**Data records:**
+++++

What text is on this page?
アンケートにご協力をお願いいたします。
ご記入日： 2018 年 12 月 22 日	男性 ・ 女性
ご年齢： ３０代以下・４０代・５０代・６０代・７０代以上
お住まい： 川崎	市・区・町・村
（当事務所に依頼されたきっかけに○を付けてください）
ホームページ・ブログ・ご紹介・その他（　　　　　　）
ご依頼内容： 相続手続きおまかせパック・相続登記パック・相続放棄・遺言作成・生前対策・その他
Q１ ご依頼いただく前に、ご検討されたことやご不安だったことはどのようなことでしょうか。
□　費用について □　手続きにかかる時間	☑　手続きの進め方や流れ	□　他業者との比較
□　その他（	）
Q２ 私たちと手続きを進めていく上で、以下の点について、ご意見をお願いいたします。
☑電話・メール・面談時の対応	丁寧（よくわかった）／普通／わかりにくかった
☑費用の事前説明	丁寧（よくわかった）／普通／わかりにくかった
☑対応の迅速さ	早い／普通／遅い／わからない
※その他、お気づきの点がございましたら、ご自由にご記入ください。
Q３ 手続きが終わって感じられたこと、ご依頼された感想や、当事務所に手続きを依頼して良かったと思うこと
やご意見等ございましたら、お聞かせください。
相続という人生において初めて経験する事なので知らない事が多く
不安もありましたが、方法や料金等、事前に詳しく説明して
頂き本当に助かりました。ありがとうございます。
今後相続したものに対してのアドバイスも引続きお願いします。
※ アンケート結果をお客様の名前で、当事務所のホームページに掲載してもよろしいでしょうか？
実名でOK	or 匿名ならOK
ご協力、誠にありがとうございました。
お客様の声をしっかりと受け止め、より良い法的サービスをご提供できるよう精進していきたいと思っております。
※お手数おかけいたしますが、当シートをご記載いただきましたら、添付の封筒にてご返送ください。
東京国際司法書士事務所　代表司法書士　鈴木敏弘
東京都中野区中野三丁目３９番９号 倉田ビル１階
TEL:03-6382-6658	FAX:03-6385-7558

+++++

**GIVEN EXERCISE:**
Pull every line containing the word "わかりにくかった" out of the entries above.

**REPLY:**
☑電話・メール・面談時の対応	丁寧（よくわかった）／普通／わかりにくかった
☑費用の事前説明	丁寧（よくわかった）／普通／わかりにくかった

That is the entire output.